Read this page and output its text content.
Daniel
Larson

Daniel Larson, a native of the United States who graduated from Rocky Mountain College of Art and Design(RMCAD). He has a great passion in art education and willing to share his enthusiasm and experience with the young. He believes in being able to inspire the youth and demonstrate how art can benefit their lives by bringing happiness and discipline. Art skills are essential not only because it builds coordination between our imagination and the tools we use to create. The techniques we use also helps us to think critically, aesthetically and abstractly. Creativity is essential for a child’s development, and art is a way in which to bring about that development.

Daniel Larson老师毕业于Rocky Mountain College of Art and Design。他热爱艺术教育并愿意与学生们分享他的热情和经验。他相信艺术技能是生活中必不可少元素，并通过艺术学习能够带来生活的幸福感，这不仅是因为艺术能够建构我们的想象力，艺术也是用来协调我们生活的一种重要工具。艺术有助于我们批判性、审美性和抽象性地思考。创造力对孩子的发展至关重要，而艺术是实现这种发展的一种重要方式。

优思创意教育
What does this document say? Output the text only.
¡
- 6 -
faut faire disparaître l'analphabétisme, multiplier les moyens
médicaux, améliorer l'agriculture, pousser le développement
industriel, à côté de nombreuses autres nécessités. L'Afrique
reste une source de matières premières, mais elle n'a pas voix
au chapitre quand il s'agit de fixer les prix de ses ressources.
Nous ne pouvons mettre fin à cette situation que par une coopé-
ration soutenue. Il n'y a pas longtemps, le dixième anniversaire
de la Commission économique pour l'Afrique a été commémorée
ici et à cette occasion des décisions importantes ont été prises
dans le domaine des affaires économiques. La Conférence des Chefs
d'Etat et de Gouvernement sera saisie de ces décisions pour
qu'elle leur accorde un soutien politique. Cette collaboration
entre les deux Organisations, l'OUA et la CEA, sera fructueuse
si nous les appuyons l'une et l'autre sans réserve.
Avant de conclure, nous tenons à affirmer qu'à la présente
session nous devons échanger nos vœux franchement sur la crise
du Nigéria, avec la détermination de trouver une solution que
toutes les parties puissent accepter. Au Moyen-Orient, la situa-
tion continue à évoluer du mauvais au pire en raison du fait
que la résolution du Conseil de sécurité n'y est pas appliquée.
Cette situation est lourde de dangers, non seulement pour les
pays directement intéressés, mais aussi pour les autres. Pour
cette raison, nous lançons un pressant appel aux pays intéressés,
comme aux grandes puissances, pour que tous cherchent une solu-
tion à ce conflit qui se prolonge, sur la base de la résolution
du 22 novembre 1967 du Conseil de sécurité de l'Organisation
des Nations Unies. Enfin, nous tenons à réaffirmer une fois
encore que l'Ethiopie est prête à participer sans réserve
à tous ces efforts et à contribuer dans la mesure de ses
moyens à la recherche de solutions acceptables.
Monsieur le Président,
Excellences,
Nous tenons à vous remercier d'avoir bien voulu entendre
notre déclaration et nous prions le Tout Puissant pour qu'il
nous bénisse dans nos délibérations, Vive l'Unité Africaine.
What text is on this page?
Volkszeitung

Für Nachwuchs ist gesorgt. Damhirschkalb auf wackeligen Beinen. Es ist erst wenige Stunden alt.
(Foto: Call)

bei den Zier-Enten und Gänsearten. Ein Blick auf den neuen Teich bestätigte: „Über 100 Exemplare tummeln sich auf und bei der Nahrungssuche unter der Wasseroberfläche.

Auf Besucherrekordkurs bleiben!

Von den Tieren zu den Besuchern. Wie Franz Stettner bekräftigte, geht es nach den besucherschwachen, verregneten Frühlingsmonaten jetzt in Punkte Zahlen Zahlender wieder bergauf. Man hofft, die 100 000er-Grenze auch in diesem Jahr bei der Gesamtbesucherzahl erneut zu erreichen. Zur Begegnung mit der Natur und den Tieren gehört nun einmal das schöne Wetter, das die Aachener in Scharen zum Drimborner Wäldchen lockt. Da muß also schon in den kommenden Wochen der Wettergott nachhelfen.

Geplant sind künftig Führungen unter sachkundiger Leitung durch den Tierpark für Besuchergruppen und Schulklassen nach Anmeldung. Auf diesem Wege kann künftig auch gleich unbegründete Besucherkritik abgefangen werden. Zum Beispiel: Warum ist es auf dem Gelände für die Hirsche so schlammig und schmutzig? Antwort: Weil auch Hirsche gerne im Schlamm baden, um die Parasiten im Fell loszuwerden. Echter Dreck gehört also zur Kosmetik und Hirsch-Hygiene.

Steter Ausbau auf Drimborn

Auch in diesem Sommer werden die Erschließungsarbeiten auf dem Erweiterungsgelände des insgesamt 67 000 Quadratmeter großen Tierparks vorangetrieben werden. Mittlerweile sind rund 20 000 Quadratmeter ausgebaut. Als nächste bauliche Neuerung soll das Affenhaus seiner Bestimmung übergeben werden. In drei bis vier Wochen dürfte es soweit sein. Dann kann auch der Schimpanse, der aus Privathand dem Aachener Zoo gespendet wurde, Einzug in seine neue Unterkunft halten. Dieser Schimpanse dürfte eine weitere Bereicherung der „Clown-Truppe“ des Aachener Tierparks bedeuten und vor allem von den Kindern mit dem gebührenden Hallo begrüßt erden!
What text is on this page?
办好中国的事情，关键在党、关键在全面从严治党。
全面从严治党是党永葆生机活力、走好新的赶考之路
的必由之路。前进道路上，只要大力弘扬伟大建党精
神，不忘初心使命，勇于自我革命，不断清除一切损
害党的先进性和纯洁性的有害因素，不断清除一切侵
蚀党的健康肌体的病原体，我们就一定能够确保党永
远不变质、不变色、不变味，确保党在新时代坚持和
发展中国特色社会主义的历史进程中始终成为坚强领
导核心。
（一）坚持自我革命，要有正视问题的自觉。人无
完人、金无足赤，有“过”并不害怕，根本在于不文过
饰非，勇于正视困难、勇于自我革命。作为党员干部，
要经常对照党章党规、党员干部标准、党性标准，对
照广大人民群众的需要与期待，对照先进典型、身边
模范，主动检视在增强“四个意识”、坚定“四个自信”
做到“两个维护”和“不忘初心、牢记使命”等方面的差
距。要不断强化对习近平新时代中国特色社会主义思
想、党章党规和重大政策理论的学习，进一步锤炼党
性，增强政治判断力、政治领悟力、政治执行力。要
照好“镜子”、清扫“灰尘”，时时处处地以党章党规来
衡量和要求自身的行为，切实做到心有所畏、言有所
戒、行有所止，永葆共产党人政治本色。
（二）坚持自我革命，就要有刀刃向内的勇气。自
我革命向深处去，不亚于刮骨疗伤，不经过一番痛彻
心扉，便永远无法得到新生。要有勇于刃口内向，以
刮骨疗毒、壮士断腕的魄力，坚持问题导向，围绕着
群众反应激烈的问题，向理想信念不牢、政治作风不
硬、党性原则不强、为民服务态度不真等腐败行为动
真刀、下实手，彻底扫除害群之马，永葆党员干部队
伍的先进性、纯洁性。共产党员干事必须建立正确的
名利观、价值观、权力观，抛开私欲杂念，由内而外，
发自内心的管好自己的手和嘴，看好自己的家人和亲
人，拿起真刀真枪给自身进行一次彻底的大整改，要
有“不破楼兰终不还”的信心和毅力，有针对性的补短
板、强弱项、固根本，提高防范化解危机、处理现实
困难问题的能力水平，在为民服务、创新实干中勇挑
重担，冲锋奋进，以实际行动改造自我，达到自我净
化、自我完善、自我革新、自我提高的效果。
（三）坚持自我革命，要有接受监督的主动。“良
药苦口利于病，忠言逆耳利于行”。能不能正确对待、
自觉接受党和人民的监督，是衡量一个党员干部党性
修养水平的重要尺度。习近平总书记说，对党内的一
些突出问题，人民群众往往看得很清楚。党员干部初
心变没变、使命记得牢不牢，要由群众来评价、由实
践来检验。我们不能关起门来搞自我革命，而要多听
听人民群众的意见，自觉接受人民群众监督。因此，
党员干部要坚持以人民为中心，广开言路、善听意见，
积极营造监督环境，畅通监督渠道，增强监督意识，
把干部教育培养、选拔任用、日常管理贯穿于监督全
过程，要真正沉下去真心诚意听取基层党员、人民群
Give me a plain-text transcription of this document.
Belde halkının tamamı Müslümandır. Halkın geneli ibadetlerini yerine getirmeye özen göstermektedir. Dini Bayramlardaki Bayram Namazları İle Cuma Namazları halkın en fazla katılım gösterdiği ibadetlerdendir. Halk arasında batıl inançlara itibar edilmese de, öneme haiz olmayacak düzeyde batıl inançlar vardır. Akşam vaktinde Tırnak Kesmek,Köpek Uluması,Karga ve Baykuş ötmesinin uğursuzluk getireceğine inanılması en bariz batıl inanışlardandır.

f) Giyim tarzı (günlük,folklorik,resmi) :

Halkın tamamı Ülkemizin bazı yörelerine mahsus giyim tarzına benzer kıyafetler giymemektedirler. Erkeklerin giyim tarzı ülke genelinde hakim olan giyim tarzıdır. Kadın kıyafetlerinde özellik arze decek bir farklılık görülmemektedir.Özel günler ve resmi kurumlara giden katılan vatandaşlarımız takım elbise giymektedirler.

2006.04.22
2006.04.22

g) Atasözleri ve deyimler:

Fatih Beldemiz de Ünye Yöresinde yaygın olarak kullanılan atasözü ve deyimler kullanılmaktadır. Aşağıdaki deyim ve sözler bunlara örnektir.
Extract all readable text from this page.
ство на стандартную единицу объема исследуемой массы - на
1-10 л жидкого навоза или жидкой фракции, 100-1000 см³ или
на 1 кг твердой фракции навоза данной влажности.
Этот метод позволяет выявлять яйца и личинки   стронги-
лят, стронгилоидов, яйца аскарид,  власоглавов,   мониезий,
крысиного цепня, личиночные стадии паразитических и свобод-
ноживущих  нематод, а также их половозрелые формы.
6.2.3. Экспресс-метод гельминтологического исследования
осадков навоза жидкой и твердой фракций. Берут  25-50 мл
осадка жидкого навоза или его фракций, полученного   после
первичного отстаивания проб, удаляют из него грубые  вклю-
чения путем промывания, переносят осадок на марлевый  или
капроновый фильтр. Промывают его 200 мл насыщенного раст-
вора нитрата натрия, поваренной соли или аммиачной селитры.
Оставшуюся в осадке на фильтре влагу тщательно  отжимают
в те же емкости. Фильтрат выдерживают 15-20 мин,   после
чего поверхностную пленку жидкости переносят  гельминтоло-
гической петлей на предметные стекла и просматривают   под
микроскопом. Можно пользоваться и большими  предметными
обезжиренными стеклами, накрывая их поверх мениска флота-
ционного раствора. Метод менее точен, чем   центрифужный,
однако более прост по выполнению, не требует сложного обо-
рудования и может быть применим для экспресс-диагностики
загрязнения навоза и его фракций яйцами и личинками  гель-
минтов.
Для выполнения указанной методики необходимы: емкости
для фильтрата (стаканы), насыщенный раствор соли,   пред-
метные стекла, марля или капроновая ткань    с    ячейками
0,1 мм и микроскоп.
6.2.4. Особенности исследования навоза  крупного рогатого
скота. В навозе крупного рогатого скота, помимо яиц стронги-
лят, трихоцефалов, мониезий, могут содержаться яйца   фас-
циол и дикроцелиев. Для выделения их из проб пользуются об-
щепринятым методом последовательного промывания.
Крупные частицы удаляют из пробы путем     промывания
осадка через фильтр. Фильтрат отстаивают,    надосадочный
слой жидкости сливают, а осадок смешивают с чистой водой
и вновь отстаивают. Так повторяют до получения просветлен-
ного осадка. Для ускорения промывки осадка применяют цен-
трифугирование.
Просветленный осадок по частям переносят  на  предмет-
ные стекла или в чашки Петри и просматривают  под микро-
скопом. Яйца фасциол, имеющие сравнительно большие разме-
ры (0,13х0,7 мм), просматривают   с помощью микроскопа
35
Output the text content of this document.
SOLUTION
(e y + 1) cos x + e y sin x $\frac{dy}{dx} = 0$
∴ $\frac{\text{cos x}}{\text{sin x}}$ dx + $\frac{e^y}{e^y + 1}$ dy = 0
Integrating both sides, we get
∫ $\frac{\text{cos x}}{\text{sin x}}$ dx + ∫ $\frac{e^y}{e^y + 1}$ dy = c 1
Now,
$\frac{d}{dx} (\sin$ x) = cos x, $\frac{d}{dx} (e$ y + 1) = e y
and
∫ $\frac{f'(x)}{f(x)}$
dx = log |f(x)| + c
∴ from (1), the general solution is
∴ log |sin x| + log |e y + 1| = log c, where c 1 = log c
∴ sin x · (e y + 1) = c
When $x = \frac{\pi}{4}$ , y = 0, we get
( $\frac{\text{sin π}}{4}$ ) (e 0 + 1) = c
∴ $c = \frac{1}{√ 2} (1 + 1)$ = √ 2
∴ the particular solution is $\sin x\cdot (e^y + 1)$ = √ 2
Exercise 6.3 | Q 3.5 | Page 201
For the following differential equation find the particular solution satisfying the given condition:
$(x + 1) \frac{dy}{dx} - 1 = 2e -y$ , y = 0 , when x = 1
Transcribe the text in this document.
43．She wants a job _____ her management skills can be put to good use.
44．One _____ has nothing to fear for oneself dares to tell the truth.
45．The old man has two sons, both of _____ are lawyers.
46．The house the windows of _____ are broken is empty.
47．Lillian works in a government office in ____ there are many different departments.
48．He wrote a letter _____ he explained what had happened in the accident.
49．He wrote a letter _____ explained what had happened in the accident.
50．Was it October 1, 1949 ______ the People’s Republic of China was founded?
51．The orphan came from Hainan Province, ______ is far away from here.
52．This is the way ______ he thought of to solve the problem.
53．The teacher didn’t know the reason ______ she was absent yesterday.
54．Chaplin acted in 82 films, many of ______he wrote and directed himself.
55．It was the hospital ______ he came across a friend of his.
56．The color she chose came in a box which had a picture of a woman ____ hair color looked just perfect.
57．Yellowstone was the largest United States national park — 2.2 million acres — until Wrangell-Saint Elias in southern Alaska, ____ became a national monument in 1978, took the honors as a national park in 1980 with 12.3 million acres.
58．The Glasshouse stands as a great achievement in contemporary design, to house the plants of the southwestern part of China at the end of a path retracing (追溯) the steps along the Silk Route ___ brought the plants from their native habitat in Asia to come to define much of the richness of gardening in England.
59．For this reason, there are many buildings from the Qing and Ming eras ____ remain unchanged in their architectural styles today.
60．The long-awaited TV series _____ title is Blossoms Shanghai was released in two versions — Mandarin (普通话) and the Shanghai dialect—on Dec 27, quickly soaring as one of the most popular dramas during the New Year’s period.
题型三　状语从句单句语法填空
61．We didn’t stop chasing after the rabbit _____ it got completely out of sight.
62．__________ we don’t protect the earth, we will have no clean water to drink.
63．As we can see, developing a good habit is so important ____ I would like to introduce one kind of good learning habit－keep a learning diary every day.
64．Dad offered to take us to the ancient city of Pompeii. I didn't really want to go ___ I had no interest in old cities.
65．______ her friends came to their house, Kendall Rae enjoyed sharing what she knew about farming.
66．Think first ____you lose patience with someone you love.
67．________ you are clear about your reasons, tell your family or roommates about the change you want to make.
____
> **What you are asked to do**:
Find "отстаивают". Copy every line it occurs in.

> **Written reply**:
осадка через фильтр. Фильтрат отстаивают,    надосадочный
и вновь отстаивают. Так повторяют до получения просветлен-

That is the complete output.